TASK DATA:
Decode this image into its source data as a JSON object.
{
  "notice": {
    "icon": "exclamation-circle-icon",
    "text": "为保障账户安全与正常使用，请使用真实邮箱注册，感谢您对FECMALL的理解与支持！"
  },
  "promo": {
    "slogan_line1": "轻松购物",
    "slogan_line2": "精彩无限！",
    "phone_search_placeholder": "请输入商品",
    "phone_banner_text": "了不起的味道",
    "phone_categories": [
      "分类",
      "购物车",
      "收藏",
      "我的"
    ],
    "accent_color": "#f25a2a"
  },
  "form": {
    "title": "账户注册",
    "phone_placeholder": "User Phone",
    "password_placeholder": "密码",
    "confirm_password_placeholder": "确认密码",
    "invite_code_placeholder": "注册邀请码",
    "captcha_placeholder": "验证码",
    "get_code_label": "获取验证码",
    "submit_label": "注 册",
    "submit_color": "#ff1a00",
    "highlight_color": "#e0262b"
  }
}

STATED GOAL:
From the records above, extract every entry verbatim.

WRITTEN ANSWER:
Decode this image into its source data as a JSON object.
{
  "notice": {
    "icon": "exclamation-circle-icon",
    "text": "为保障账户安全与正常使用，请使用真实邮箱注册，感谢您对FECMALL的理解与支持！"
  },
  "promo": {
    "slogan_line1": "轻松购物",
    "slogan_line2": "精彩无限！",
    "phone_search_placeholder": "请输入商品",
    "phone_banner_text": "了不起的味道",
    "phone_categories": [
      "分类",
      "购物车",
      "收藏",
      "我的"
    ],
    "accent_color": "#f25a2a"
  },
  "form": {
    "title": "账户注册",
    "phone_placeholder": "User Phone",
    "password_placeholder": "密码",
    "confirm_password_placeholder": "确认密码",
    "invite_code_placeholder": "注册邀请码",
    "captcha_placeholder": "验证码",
    "get_code_label": "获取验证码",
    "submit_label": "注 册",
    "submit_color": "#ff1a00",
    "highlight_color": "#e0262b"
  }
}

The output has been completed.